[Entries taken from a collection]
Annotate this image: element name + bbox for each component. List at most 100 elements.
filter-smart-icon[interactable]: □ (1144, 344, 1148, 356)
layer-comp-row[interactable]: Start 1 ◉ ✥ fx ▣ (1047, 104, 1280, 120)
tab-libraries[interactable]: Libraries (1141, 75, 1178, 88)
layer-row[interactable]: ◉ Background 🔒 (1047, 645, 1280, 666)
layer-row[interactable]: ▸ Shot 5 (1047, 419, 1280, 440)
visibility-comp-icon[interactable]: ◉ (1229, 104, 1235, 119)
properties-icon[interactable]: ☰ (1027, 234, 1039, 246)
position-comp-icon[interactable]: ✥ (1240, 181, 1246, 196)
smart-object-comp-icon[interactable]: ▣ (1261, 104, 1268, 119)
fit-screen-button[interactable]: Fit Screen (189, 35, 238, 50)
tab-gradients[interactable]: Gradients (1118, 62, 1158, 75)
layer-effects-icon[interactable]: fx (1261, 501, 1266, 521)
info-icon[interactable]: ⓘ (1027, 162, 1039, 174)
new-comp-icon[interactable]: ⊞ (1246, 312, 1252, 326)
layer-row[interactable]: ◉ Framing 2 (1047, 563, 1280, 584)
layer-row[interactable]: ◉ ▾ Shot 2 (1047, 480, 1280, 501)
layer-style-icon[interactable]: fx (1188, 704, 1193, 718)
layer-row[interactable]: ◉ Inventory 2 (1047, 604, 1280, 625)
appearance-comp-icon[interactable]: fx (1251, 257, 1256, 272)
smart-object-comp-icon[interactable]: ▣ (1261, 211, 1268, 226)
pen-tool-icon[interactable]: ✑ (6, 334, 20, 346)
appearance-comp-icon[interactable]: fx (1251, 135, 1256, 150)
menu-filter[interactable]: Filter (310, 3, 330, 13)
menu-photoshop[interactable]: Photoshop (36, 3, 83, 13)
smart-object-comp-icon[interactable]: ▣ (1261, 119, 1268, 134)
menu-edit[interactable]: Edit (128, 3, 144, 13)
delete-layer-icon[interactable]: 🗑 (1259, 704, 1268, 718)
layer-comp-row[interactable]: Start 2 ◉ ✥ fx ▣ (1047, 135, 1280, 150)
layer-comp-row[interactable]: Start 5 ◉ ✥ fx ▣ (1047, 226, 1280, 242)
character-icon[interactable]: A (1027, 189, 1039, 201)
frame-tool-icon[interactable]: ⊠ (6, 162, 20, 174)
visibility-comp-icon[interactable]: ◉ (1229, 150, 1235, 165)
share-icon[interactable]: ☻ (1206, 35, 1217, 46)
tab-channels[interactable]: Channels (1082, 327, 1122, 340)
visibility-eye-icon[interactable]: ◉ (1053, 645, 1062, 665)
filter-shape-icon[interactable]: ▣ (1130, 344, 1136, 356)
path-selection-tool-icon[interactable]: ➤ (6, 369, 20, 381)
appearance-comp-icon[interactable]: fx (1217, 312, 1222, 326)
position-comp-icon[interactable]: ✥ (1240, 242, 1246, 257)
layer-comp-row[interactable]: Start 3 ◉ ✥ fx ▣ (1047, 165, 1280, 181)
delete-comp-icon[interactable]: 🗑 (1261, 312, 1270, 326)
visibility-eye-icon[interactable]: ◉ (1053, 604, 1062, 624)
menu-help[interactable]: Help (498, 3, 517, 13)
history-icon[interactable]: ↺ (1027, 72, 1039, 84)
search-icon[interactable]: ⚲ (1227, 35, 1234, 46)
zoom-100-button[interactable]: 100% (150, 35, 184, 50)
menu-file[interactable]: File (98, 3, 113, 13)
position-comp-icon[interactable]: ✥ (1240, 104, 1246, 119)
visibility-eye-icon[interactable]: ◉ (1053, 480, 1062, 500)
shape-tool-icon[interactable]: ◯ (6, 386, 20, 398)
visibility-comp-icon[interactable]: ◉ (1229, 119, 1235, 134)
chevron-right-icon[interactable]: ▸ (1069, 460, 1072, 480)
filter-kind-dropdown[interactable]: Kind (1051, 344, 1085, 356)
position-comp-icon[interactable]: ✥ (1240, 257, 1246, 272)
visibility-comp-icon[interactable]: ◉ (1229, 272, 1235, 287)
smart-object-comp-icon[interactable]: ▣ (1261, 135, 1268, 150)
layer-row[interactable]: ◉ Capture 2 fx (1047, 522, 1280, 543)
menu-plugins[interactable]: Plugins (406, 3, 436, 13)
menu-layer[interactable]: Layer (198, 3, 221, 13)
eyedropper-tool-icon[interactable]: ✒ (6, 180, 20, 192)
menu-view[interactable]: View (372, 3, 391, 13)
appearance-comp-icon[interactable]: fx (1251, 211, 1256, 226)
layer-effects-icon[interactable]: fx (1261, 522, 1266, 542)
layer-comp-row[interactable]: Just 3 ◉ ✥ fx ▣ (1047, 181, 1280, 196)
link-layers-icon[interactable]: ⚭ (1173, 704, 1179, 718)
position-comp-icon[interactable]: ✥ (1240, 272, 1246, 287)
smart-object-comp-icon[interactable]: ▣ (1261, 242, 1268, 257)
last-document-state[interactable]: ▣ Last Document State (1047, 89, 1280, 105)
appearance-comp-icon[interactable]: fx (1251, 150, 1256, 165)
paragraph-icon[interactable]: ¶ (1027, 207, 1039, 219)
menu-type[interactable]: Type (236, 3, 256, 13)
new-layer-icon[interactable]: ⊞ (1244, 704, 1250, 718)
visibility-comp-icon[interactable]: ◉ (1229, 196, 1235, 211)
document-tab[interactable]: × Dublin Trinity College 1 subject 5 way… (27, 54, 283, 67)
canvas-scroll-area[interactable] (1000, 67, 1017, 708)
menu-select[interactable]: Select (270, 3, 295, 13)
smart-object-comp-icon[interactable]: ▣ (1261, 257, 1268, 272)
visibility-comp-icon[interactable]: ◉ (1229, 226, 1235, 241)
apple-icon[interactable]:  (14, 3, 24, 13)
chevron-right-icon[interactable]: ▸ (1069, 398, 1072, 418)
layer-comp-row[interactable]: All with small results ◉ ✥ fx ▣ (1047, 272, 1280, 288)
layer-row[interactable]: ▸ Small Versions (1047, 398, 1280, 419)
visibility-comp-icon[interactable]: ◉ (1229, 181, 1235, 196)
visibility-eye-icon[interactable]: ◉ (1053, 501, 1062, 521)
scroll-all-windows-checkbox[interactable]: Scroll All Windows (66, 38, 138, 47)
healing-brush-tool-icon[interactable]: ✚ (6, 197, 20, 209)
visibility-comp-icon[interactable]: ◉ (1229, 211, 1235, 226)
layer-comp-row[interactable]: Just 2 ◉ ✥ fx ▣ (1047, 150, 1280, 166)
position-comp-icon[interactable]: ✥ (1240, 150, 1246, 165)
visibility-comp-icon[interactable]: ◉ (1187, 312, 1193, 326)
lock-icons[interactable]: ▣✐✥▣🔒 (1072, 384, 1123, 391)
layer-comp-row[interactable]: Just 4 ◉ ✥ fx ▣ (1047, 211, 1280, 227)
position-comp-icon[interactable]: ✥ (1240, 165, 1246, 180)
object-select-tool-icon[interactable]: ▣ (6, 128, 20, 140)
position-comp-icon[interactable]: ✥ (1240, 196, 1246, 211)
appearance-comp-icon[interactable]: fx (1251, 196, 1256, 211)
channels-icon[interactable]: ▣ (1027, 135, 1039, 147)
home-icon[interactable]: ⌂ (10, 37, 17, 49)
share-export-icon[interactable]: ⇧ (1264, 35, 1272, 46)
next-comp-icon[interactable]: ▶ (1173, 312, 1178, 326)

▸ **WORK INSTRUCTIONS**:
Copy all of the material above line for line, with no changes.

▸ **EXERCISE OUTPUT**:
Annotate this image: element name + bbox for each component. List at most 100 elements.
filter-smart-icon[interactable]: □ (1144, 344, 1148, 356)
layer-comp-row[interactable]: Start 1 ◉ ✥ fx ▣ (1047, 104, 1280, 120)
tab-libraries[interactable]: Libraries (1141, 75, 1178, 88)
layer-row[interactable]: ◉ Background 🔒 (1047, 645, 1280, 666)
layer-row[interactable]: ▸ Shot 5 (1047, 419, 1280, 440)
visibility-comp-icon[interactable]: ◉ (1229, 104, 1235, 119)
properties-icon[interactable]: ☰ (1027, 234, 1039, 246)
position-comp-icon[interactable]: ✥ (1240, 181, 1246, 196)
smart-object-comp-icon[interactable]: ▣ (1261, 104, 1268, 119)
fit-screen-button[interactable]: Fit Screen (189, 35, 238, 50)
tab-gradients[interactable]: Gradients (1118, 62, 1158, 75)
layer-effects-icon[interactable]: fx (1261, 501, 1266, 521)
info-icon[interactable]: ⓘ (1027, 162, 1039, 174)
new-comp-icon[interactable]: ⊞ (1246, 312, 1252, 326)
layer-row[interactable]: ◉ Framing 2 (1047, 563, 1280, 584)
layer-row[interactable]: ◉ ▾ Shot 2 (1047, 480, 1280, 501)
layer-style-icon[interactable]: fx (1188, 704, 1193, 718)
layer-row[interactable]: ◉ Inventory 2 (1047, 604, 1280, 625)
appearance-comp-icon[interactable]: fx (1251, 257, 1256, 272)
smart-object-comp-icon[interactable]: ▣ (1261, 211, 1268, 226)
pen-tool-icon[interactable]: ✑ (6, 334, 20, 346)
appearance-comp-icon[interactable]: fx (1251, 135, 1256, 150)
menu-filter[interactable]: Filter (310, 3, 330, 13)
menu-photoshop[interactable]: Photoshop (36, 3, 83, 13)
smart-object-comp-icon[interactable]: ▣ (1261, 119, 1268, 134)
menu-edit[interactable]: Edit (128, 3, 144, 13)
delete-layer-icon[interactable]: 🗑 (1259, 704, 1268, 718)
layer-comp-row[interactable]: Start 2 ◉ ✥ fx ▣ (1047, 135, 1280, 150)
layer-comp-row[interactable]: Start 5 ◉ ✥ fx ▣ (1047, 226, 1280, 242)
character-icon[interactable]: A (1027, 189, 1039, 201)
frame-tool-icon[interactable]: ⊠ (6, 162, 20, 174)
visibility-comp-icon[interactable]: ◉ (1229, 150, 1235, 165)
share-icon[interactable]: ☻ (1206, 35, 1217, 46)
tab-channels[interactable]: Channels (1082, 327, 1122, 340)
visibility-eye-icon[interactable]: ◉ (1053, 645, 1062, 665)
filter-shape-icon[interactable]: ▣ (1130, 344, 1136, 356)
path-selection-tool-icon[interactable]: ➤ (6, 369, 20, 381)
appearance-comp-icon[interactable]: fx (1217, 312, 1222, 326)
position-comp-icon[interactable]: ✥ (1240, 242, 1246, 257)
layer-comp-row[interactable]: Start 3 ◉ ✥ fx ▣ (1047, 165, 1280, 181)
delete-comp-icon[interactable]: 🗑 (1261, 312, 1270, 326)
visibility-eye-icon[interactable]: ◉ (1053, 604, 1062, 624)
menu-help[interactable]: Help (498, 3, 517, 13)
history-icon[interactable]: ↺ (1027, 72, 1039, 84)
search-icon[interactable]: ⚲ (1227, 35, 1234, 46)
zoom-100-button[interactable]: 100% (150, 35, 184, 50)
menu-file[interactable]: File (98, 3, 113, 13)
position-comp-icon[interactable]: ✥ (1240, 104, 1246, 119)
visibility-eye-icon[interactable]: ◉ (1053, 480, 1062, 500)
shape-tool-icon[interactable]: ◯ (6, 386, 20, 398)
visibility-comp-icon[interactable]: ◉ (1229, 119, 1235, 134)
chevron-right-icon[interactable]: ▸ (1069, 460, 1072, 480)
filter-kind-dropdown[interactable]: Kind (1051, 344, 1085, 356)
position-comp-icon[interactable]: ✥ (1240, 257, 1246, 272)
visibility-comp-icon[interactable]: ◉ (1229, 272, 1235, 287)
smart-object-comp-icon[interactable]: ▣ (1261, 135, 1268, 150)
layer-row[interactable]: ◉ Capture 2 fx (1047, 522, 1280, 543)
menu-plugins[interactable]: Plugins (406, 3, 436, 13)
menu-layer[interactable]: Layer (198, 3, 221, 13)
eyedropper-tool-icon[interactable]: ✒ (6, 180, 20, 192)
menu-view[interactable]: View (372, 3, 391, 13)
appearance-comp-icon[interactable]: fx (1251, 211, 1256, 226)
layer-effects-icon[interactable]: fx (1261, 522, 1266, 542)
layer-comp-row[interactable]: Just 3 ◉ ✥ fx ▣ (1047, 181, 1280, 196)
link-layers-icon[interactable]: ⚭ (1173, 704, 1179, 718)
position-comp-icon[interactable]: ✥ (1240, 272, 1246, 287)
smart-object-comp-icon[interactable]: ▣ (1261, 242, 1268, 257)
last-document-state[interactable]: ▣ Last Document State (1047, 89, 1280, 105)
appearance-comp-icon[interactable]: fx (1251, 150, 1256, 165)
paragraph-icon[interactable]: ¶ (1027, 207, 1039, 219)
menu-type[interactable]: Type (236, 3, 256, 13)
new-layer-icon[interactable]: ⊞ (1244, 704, 1250, 718)
visibility-comp-icon[interactable]: ◉ (1229, 196, 1235, 211)
document-tab[interactable]: × Dublin Trinity College 1 subject 5 way… (27, 54, 283, 67)
canvas-scroll-area[interactable] (1000, 67, 1017, 708)
menu-select[interactable]: Select (270, 3, 295, 13)
smart-object-comp-icon[interactable]: ▣ (1261, 257, 1268, 272)
visibility-comp-icon[interactable]: ◉ (1229, 226, 1235, 241)
apple-icon[interactable]:  (14, 3, 24, 13)
chevron-right-icon[interactable]: ▸ (1069, 398, 1072, 418)
layer-comp-row[interactable]: All with small results ◉ ✥ fx ▣ (1047, 272, 1280, 288)
layer-row[interactable]: ▸ Small Versions (1047, 398, 1280, 419)
visibility-comp-icon[interactable]: ◉ (1229, 181, 1235, 196)
visibility-eye-icon[interactable]: ◉ (1053, 501, 1062, 521)
scroll-all-windows-checkbox[interactable]: Scroll All Windows (66, 38, 138, 47)
healing-brush-tool-icon[interactable]: ✚ (6, 197, 20, 209)
visibility-comp-icon[interactable]: ◉ (1229, 211, 1235, 226)
layer-comp-row[interactable]: Just 2 ◉ ✥ fx ▣ (1047, 150, 1280, 166)
position-comp-icon[interactable]: ✥ (1240, 150, 1246, 165)
visibility-comp-icon[interactable]: ◉ (1187, 312, 1193, 326)
lock-icons[interactable]: ▣✐✥▣🔒 (1072, 384, 1123, 391)
layer-comp-row[interactable]: Just 4 ◉ ✥ fx ▣ (1047, 211, 1280, 227)
position-comp-icon[interactable]: ✥ (1240, 165, 1246, 180)
object-select-tool-icon[interactable]: ▣ (6, 128, 20, 140)
position-comp-icon[interactable]: ✥ (1240, 196, 1246, 211)
appearance-comp-icon[interactable]: fx (1251, 196, 1256, 211)
channels-icon[interactable]: ▣ (1027, 135, 1039, 147)
home-icon[interactable]: ⌂ (10, 37, 17, 49)
share-export-icon[interactable]: ⇧ (1264, 35, 1272, 46)
next-comp-icon[interactable]: ▶ (1173, 312, 1178, 326)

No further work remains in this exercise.